## Data for the task

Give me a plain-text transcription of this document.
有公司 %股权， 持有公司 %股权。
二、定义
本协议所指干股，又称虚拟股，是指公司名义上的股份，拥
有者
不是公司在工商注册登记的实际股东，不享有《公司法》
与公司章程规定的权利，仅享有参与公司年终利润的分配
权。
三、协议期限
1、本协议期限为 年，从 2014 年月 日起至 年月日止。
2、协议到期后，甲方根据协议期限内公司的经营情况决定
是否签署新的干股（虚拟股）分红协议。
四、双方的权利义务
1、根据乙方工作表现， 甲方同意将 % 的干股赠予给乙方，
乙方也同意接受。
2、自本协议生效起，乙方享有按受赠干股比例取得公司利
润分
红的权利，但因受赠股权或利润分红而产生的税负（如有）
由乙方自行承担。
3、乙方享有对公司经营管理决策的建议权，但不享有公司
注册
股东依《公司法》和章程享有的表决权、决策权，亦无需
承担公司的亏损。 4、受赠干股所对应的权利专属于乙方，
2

## What you are asked to do
Each record above must be given again exactly.

## Answer to this problem
Give me a plain-text transcription of this document.
有公司 %股权， 持有公司 %股权。
二、定义
本协议所指干股，又称虚拟股，是指公司名义上的股份，拥
有者
不是公司在工商注册登记的实际股东，不享有《公司法》
与公司章程规定的权利，仅享有参与公司年终利润的分配
权。
三、协议期限
1、本协议期限为 年，从 2014 年月 日起至 年月日止。
2、协议到期后，甲方根据协议期限内公司的经营情况决定
是否签署新的干股（虚拟股）分红协议。
四、双方的权利义务
1、根据乙方工作表现， 甲方同意将 % 的干股赠予给乙方，
乙方也同意接受。
2、自本协议生效起，乙方享有按受赠干股比例取得公司利
润分
红的权利，但因受赠股权或利润分红而产生的税负（如有）
由乙方自行承担。
3、乙方享有对公司经营管理决策的建议权，但不享有公司
注册
股东依《公司法》和章程享有的表决权、决策权，亦无需
承担公司的亏损。 4、受赠干股所对应的权利专属于乙方，
2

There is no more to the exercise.